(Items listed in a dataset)
......

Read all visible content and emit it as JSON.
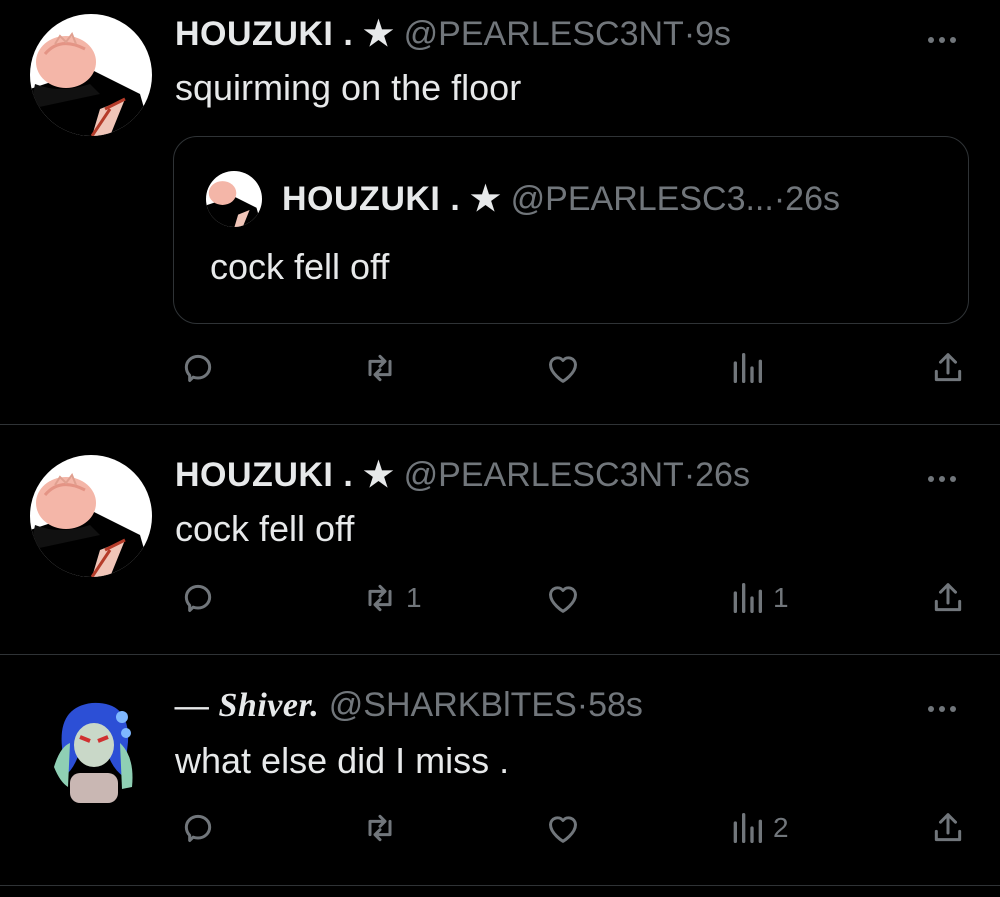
{
  "tweets": [
    {
      "name": "HOUZUKI . ★",
      "handle": "@PEARLESC3NT",
      "sep": "·",
      "time": "9s",
      "text": "squirming on the floor",
      "quote": {
        "name": "HOUZUKI . ★",
        "handle": "@PEARLESC3...",
        "sep": "·",
        "time": "26s",
        "text": "cock fell off"
      },
      "retweets": "",
      "views": ""
    },
    {
      "name": "HOUZUKI . ★",
      "handle": "@PEARLESC3NT",
      "sep": "·",
      "time": "26s",
      "text": "cock fell off",
      "retweets": "1",
      "views": "1"
    },
    {
      "name": "— Shiver.",
      "handle": "@SHARKBlTES",
      "sep": "·",
      "time": "58s",
      "text": "what else did I miss .",
      "retweets": "",
      "views": "2"
    }
  ],
  "icons": {
    "reply": "reply-icon",
    "retweet": "retweet-icon",
    "like": "heart-icon",
    "views": "views-icon",
    "share": "share-icon",
    "more": "more-icon"
  },
  "colors": {
    "background": "#000000",
    "text": "#e7e9ea",
    "muted": "#71767b",
    "divider": "#2f3336"
  }
}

......

▶ [GOAL]: Pictures excluded, quote all the data above exactly.

▶ [RESPONSE BELOW]:
Read all visible content and emit it as JSON.
{
  "tweets": [
    {
      "name": "HOUZUKI . ★",
      "handle": "@PEARLESC3NT",
      "sep": "·",
      "time": "9s",
      "text": "squirming on the floor",
      "quote": {
        "name": "HOUZUKI . ★",
        "handle": "@PEARLESC3...",
        "sep": "·",
        "time": "26s",
        "text": "cock fell off"
      },
      "retweets": "",
      "views": ""
    },
    {
      "name": "HOUZUKI . ★",
      "handle": "@PEARLESC3NT",
      "sep": "·",
      "time": "26s",
      "text": "cock fell off",
      "retweets": "1",
      "views": "1"
    },
    {
      "name": "— Shiver.",
      "handle": "@SHARKBlTES",
      "sep": "·",
      "time": "58s",
      "text": "what else did I miss .",
      "retweets": "",
      "views": "2"
    }
  ],
  "icons": {
    "reply": "reply-icon",
    "retweet": "retweet-icon",
    "like": "heart-icon",
    "views": "views-icon",
    "share": "share-icon",
    "more": "more-icon"
  },
  "colors": {
    "background": "#000000",
    "text": "#e7e9ea",
    "muted": "#71767b",
    "divider": "#2f3336"
  }
}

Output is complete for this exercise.